— BEGIN INPUT FOR THIS TASK —
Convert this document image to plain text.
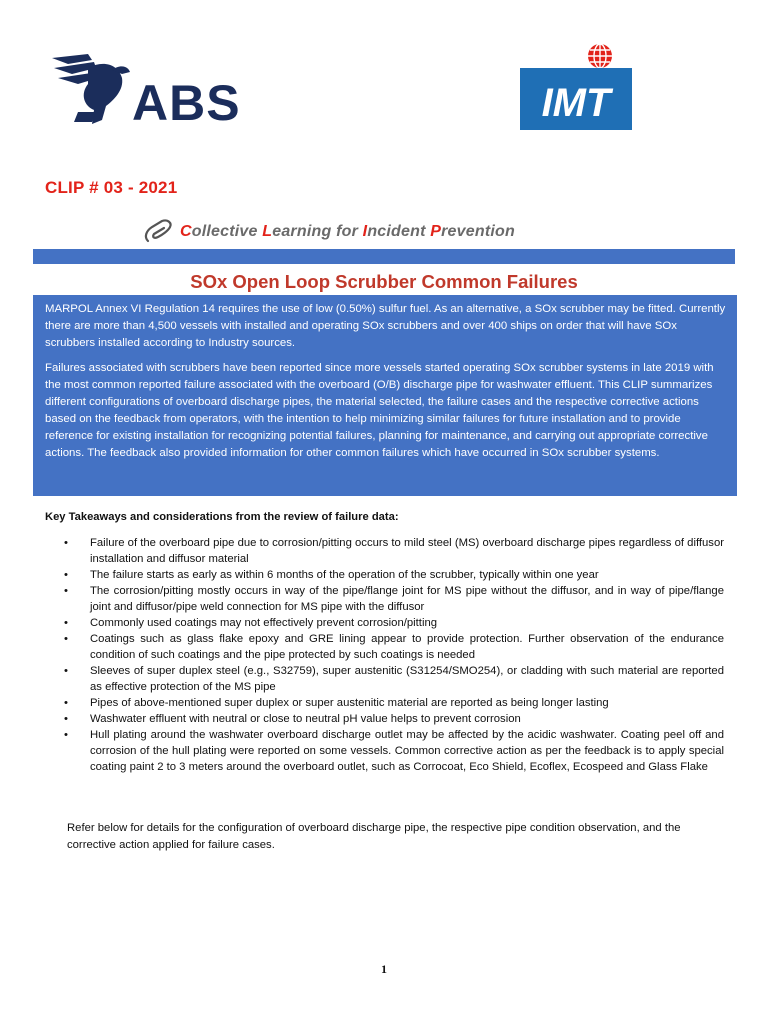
ABS	IMT
CLIP # 03 - 2021
Collective Learning for Incident Prevention
SOx Open Loop Scrubber Common Failures

MARPOL Annex VI Regulation 14 requires the use of low (0.50%) sulfur fuel. As an alternative, a SOx scrubber may be fitted. Currently there are more than 4,500 vessels with installed and operating SOx scrubbers and over 400 ships on order that will have SOx scrubbers installed according to Industry sources.

Failures associated with scrubbers have been reported since more vessels started operating SOx scrubber systems in late 2019 with the most common reported failure associated with the overboard (O/B) discharge pipe for washwater effluent. This CLIP summarizes different configurations of overboard discharge pipes, the material selected, the failure cases and the respective corrective actions based on the feedback from operators, with the intention to help minimizing similar failures for future installation and to provide reference for existing installation for recognizing potential failures, planning for maintenance, and carrying out appropriate corrective actions. The feedback also provided information for other common failures which have occurred in SOx scrubber systems.

Key Takeaways and considerations from the review of failure data:
• Failure of the overboard pipe due to corrosion/pitting occurs to mild steel (MS) overboard discharge pipes regardless of diffusor installation and diffusor material
• The failure starts as early as within 6 months of the operation of the scrubber, typically within one year
• The corrosion/pitting mostly occurs in way of the pipe/flange joint for MS pipe without the diffusor, and in way of pipe/flange joint and diffusor/pipe weld connection for MS pipe with the diffusor
• Commonly used coatings may not effectively prevent corrosion/pitting
• Coatings such as glass flake epoxy and GRE lining appear to provide protection. Further observation of the endurance condition of such coatings and the pipe protected by such coatings is needed
• Sleeves of super duplex steel (e.g., S32759), super austenitic (S31254/SMO254), or cladding with such material are reported as effective protection of the MS pipe
• Pipes of above-mentioned super duplex or super austenitic material are reported as being longer lasting
• Washwater effluent with neutral or close to neutral pH value helps to prevent corrosion
• Hull plating around the washwater overboard discharge outlet may be affected by the acidic washwater. Coating peel off and corrosion of the hull plating were reported on some vessels. Common corrective action as per the feedback is to apply special coating paint 2 to 3 meters around the overboard outlet, such as Corrocoat, Eco Shield, Ecoflex, Ecospeed and Glass Flake
Refer below for details for the configuration of overboard discharge pipe, the respective pipe condition observation, and the corrective action applied for failure cases.
1
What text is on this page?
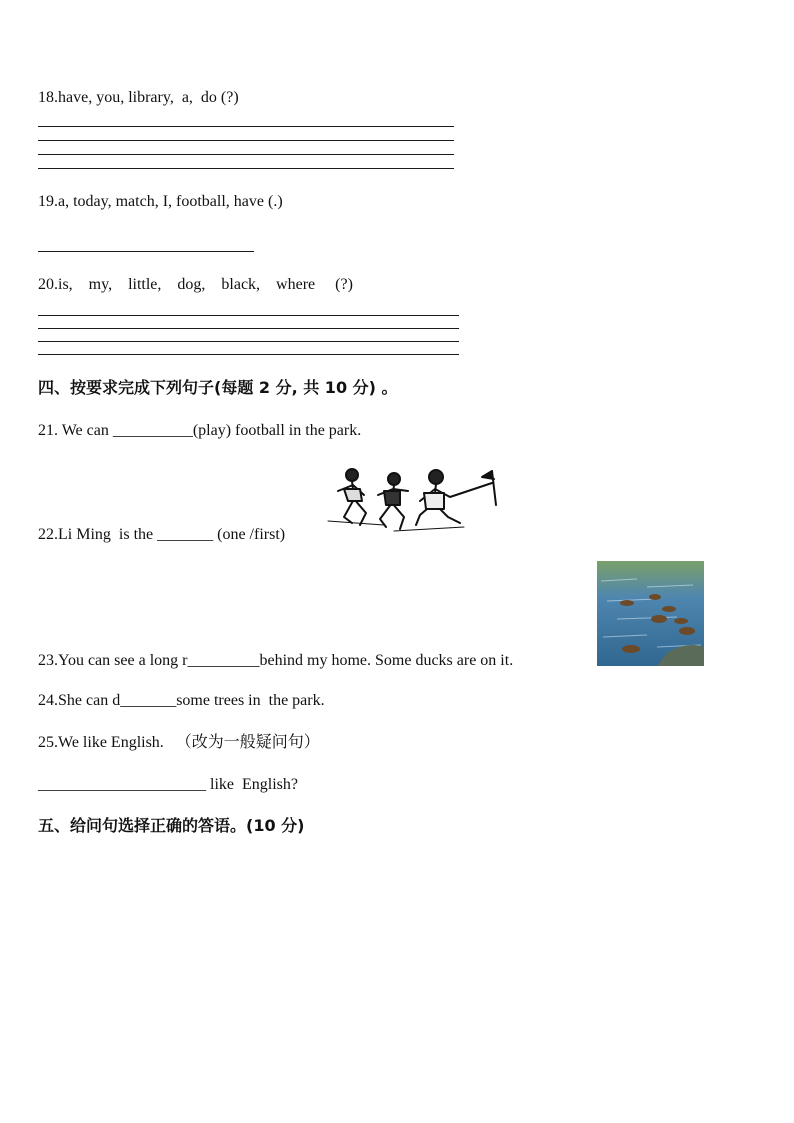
18.have, you, library,  a,  do (?)
19.a, today, match, I, football, have (.)
20.is,    my,    little,    dog,    black,    where     (?)
四、按要求完成下列句子(每题 2 分, 共 10 分) 。
21. We can __________(play) football in the park.
22.Li Ming  is the _______ (one /first)
23.You can see a long r_________behind my home. Some ducks are on it.
24.She can d_______some trees in  the park.
25.We like English.   （改为一般疑问句）
_____________________ like  English?
五、给问句选择正确的答语。(10 分)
— END INPUT FOR THIS TASK —
### TASK PROMPT
Copy out all the data without changing anything, and drop the pictures.

### WRITTEN SOLUTION
Convert this document image to plain text.
ABS	IMT
CLIP # 03 - 2021
Collective Learning for Incident Prevention
SOx Open Loop Scrubber Common Failures

MARPOL Annex VI Regulation 14 requires the use of low (0.50%) sulfur fuel. As an alternative, a SOx scrubber may be fitted. Currently there are more than 4,500 vessels with installed and operating SOx scrubbers and over 400 ships on order that will have SOx scrubbers installed according to Industry sources.

Failures associated with scrubbers have been reported since more vessels started operating SOx scrubber systems in late 2019 with the most common reported failure associated with the overboard (O/B) discharge pipe for washwater effluent. This CLIP summarizes different configurations of overboard discharge pipes, the material selected, the failure cases and the respective corrective actions based on the feedback from operators, with the intention to help minimizing similar failures for future installation and to provide reference for existing installation for recognizing potential failures, planning for maintenance, and carrying out appropriate corrective actions. The feedback also provided information for other common failures which have occurred in SOx scrubber systems.

Key Takeaways and considerations from the review of failure data:
• Failure of the overboard pipe due to corrosion/pitting occurs to mild steel (MS) overboard discharge pipes regardless of diffusor installation and diffusor material
• The failure starts as early as within 6 months of the operation of the scrubber, typically within one year
• The corrosion/pitting mostly occurs in way of the pipe/flange joint for MS pipe without the diffusor, and in way of pipe/flange joint and diffusor/pipe weld connection for MS pipe with the diffusor
• Commonly used coatings may not effectively prevent corrosion/pitting
• Coatings such as glass flake epoxy and GRE lining appear to provide protection. Further observation of the endurance condition of such coatings and the pipe protected by such coatings is needed
• Sleeves of super duplex steel (e.g., S32759), super austenitic (S31254/SMO254), or cladding with such material are reported as effective protection of the MS pipe
• Pipes of above-mentioned super duplex or super austenitic material are reported as being longer lasting
• Washwater effluent with neutral or close to neutral pH value helps to prevent corrosion
• Hull plating around the washwater overboard discharge outlet may be affected by the acidic washwater. Coating peel off and corrosion of the hull plating were reported on some vessels. Common corrective action as per the feedback is to apply special coating paint 2 to 3 meters around the overboard outlet, such as Corrocoat, Eco Shield, Ecoflex, Ecospeed and Glass Flake
Refer below for details for the configuration of overboard discharge pipe, the respective pipe condition observation, and the corrective action applied for failure cases.
1
What text is on this page?
18.have, you, library,  a,  do (?)
19.a, today, match, I, football, have (.)
20.is,    my,    little,    dog,    black,    where     (?)
四、按要求完成下列句子(每题 2 分, 共 10 分) 。
21. We can __________(play) football in the park.
22.Li Ming  is the _______ (one /first)
23.You can see a long r_________behind my home. Some ducks are on it.
24.She can d_______some trees in  the park.
25.We like English.   （改为一般疑问句）
_____________________ like  English?
五、给问句选择正确的答语。(10 分)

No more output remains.